Every entry needs to be printed exactly, please.

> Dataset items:
::::::::

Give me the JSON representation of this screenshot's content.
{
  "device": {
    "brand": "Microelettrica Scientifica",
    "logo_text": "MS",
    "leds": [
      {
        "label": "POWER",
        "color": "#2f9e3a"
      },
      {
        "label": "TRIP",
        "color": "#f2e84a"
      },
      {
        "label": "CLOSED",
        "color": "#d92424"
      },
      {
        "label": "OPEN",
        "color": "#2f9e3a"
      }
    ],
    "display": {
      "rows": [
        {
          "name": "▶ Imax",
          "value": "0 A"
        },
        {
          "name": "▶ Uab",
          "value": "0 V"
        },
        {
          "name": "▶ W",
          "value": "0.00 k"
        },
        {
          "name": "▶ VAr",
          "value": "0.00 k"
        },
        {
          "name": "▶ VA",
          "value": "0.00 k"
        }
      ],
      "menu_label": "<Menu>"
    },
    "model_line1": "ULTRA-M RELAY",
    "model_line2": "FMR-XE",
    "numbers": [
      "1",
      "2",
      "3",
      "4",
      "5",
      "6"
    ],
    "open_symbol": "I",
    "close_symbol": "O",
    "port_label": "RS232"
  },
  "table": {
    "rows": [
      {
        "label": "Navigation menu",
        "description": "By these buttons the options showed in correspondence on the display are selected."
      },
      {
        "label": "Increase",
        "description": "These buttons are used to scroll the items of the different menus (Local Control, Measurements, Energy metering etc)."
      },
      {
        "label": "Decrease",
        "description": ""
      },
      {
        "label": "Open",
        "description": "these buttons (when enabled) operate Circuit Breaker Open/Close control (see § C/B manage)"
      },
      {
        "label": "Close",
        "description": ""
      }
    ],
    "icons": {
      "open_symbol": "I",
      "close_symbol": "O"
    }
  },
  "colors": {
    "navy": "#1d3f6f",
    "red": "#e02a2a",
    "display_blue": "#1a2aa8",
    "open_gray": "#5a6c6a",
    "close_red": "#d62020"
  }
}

::::::::

> Answer to the exercise:
Give me the JSON representation of this screenshot's content.
{
  "device": {
    "brand": "Microelettrica Scientifica",
    "logo_text": "MS",
    "leds": [
      {
        "label": "POWER",
        "color": "#2f9e3a"
      },
      {
        "label": "TRIP",
        "color": "#f2e84a"
      },
      {
        "label": "CLOSED",
        "color": "#d92424"
      },
      {
        "label": "OPEN",
        "color": "#2f9e3a"
      }
    ],
    "display": {
      "rows": [
        {
          "name": "▶ Imax",
          "value": "0 A"
        },
        {
          "name": "▶ Uab",
          "value": "0 V"
        },
        {
          "name": "▶ W",
          "value": "0.00 k"
        },
        {
          "name": "▶ VAr",
          "value": "0.00 k"
        },
        {
          "name": "▶ VA",
          "value": "0.00 k"
        }
      ],
      "menu_label": "<Menu>"
    },
    "model_line1": "ULTRA-M RELAY",
    "model_line2": "FMR-XE",
    "numbers": [
      "1",
      "2",
      "3",
      "4",
      "5",
      "6"
    ],
    "open_symbol": "I",
    "close_symbol": "O",
    "port_label": "RS232"
  },
  "table": {
    "rows": [
      {
        "label": "Navigation menu",
        "description": "By these buttons the options showed in correspondence on the display are selected."
      },
      {
        "label": "Increase",
        "description": "These buttons are used to scroll the items of the different menus (Local Control, Measurements, Energy metering etc)."
      },
      {
        "label": "Decrease",
        "description": ""
      },
      {
        "label": "Open",
        "description": "these buttons (when enabled) operate Circuit Breaker Open/Close control (see § C/B manage)"
      },
      {
        "label": "Close",
        "description": ""
      }
    ],
    "icons": {
      "open_symbol": "I",
      "close_symbol": "O"
    }
  },
  "colors": {
    "navy": "#1d3f6f",
    "red": "#e02a2a",
    "display_blue": "#1a2aa8",
    "open_gray": "#5a6c6a",
    "close_red": "#d62020"
  }
}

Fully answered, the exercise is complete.